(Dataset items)
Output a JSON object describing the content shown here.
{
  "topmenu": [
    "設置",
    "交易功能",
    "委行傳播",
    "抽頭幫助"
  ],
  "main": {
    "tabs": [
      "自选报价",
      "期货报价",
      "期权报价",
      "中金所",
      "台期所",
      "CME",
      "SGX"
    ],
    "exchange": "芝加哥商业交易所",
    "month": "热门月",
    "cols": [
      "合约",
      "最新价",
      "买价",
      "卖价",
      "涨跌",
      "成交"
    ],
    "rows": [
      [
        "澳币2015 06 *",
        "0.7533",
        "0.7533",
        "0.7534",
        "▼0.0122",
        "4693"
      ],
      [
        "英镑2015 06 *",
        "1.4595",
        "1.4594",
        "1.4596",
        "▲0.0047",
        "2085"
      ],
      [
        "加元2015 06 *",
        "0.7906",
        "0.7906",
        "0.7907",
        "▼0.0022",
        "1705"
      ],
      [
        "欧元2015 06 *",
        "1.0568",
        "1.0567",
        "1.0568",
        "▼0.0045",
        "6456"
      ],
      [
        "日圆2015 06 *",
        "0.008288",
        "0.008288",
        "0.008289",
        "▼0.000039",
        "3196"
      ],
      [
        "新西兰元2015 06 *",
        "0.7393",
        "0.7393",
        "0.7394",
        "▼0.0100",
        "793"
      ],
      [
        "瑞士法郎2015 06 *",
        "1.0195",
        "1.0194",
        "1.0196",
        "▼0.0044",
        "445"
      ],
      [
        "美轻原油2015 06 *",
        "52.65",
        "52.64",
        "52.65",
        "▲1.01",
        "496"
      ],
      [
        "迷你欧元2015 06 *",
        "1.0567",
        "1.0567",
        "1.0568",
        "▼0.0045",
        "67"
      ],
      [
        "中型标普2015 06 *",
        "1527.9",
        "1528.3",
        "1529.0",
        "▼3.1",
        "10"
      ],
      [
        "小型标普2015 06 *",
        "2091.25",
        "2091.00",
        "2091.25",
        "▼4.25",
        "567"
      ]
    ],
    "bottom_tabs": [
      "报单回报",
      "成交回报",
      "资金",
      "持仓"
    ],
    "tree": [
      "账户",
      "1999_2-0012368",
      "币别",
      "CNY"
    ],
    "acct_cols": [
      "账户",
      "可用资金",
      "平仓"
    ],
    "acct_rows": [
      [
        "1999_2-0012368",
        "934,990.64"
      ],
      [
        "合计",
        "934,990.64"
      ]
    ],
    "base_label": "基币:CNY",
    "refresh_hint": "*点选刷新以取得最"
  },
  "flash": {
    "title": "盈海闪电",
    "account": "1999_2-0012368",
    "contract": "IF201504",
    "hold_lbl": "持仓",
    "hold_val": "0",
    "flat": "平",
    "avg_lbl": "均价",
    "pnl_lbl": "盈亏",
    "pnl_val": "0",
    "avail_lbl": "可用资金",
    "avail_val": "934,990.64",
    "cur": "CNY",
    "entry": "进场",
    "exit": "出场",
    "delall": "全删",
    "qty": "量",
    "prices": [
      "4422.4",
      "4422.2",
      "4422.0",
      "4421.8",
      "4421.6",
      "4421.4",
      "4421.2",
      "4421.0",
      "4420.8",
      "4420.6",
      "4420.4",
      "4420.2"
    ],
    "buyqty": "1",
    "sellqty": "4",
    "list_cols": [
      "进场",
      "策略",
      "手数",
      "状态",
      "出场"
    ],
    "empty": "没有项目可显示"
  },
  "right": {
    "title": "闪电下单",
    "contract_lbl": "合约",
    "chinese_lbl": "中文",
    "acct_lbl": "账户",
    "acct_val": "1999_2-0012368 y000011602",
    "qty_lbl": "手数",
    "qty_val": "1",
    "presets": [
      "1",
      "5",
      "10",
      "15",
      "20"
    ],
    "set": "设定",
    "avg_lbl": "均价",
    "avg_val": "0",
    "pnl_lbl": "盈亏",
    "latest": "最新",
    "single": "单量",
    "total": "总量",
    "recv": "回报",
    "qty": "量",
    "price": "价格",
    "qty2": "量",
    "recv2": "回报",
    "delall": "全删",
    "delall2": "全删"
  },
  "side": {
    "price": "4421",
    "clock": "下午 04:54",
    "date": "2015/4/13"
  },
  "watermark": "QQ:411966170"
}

Stated problem
Every line above needs to be retyped exactly.

Exercise result
Output a JSON object describing the content shown here.
{
  "topmenu": [
    "設置",
    "交易功能",
    "委行傳播",
    "抽頭幫助"
  ],
  "main": {
    "tabs": [
      "自选报价",
      "期货报价",
      "期权报价",
      "中金所",
      "台期所",
      "CME",
      "SGX"
    ],
    "exchange": "芝加哥商业交易所",
    "month": "热门月",
    "cols": [
      "合约",
      "最新价",
      "买价",
      "卖价",
      "涨跌",
      "成交"
    ],
    "rows": [
      [
        "澳币2015 06 *",
        "0.7533",
        "0.7533",
        "0.7534",
        "▼0.0122",
        "4693"
      ],
      [
        "英镑2015 06 *",
        "1.4595",
        "1.4594",
        "1.4596",
        "▲0.0047",
        "2085"
      ],
      [
        "加元2015 06 *",
        "0.7906",
        "0.7906",
        "0.7907",
        "▼0.0022",
        "1705"
      ],
      [
        "欧元2015 06 *",
        "1.0568",
        "1.0567",
        "1.0568",
        "▼0.0045",
        "6456"
      ],
      [
        "日圆2015 06 *",
        "0.008288",
        "0.008288",
        "0.008289",
        "▼0.000039",
        "3196"
      ],
      [
        "新西兰元2015 06 *",
        "0.7393",
        "0.7393",
        "0.7394",
        "▼0.0100",
        "793"
      ],
      [
        "瑞士法郎2015 06 *",
        "1.0195",
        "1.0194",
        "1.0196",
        "▼0.0044",
        "445"
      ],
      [
        "美轻原油2015 06 *",
        "52.65",
        "52.64",
        "52.65",
        "▲1.01",
        "496"
      ],
      [
        "迷你欧元2015 06 *",
        "1.0567",
        "1.0567",
        "1.0568",
        "▼0.0045",
        "67"
      ],
      [
        "中型标普2015 06 *",
        "1527.9",
        "1528.3",
        "1529.0",
        "▼3.1",
        "10"
      ],
      [
        "小型标普2015 06 *",
        "2091.25",
        "2091.00",
        "2091.25",
        "▼4.25",
        "567"
      ]
    ],
    "bottom_tabs": [
      "报单回报",
      "成交回报",
      "资金",
      "持仓"
    ],
    "tree": [
      "账户",
      "1999_2-0012368",
      "币别",
      "CNY"
    ],
    "acct_cols": [
      "账户",
      "可用资金",
      "平仓"
    ],
    "acct_rows": [
      [
        "1999_2-0012368",
        "934,990.64"
      ],
      [
        "合计",
        "934,990.64"
      ]
    ],
    "base_label": "基币:CNY",
    "refresh_hint": "*点选刷新以取得最"
  },
  "flash": {
    "title": "盈海闪电",
    "account": "1999_2-0012368",
    "contract": "IF201504",
    "hold_lbl": "持仓",
    "hold_val": "0",
    "flat": "平",
    "avg_lbl": "均价",
    "pnl_lbl": "盈亏",
    "pnl_val": "0",
    "avail_lbl": "可用资金",
    "avail_val": "934,990.64",
    "cur": "CNY",
    "entry": "进场",
    "exit": "出场",
    "delall": "全删",
    "qty": "量",
    "prices": [
      "4422.4",
      "4422.2",
      "4422.0",
      "4421.8",
      "4421.6",
      "4421.4",
      "4421.2",
      "4421.0",
      "4420.8",
      "4420.6",
      "4420.4",
      "4420.2"
    ],
    "buyqty": "1",
    "sellqty": "4",
    "list_cols": [
      "进场",
      "策略",
      "手数",
      "状态",
      "出场"
    ],
    "empty": "没有项目可显示"
  },
  "right": {
    "title": "闪电下单",
    "contract_lbl": "合约",
    "chinese_lbl": "中文",
    "acct_lbl": "账户",
    "acct_val": "1999_2-0012368 y000011602",
    "qty_lbl": "手数",
    "qty_val": "1",
    "presets": [
      "1",
      "5",
      "10",
      "15",
      "20"
    ],
    "set": "设定",
    "avg_lbl": "均价",
    "avg_val": "0",
    "pnl_lbl": "盈亏",
    "latest": "最新",
    "single": "单量",
    "total": "总量",
    "recv": "回报",
    "qty": "量",
    "price": "价格",
    "qty2": "量",
    "recv2": "回报",
    "delall": "全删",
    "delall2": "全删"
  },
  "side": {
    "price": "4421",
    "clock": "下午 04:54",
    "date": "2015/4/13"
  },
  "watermark": "QQ:411966170"
}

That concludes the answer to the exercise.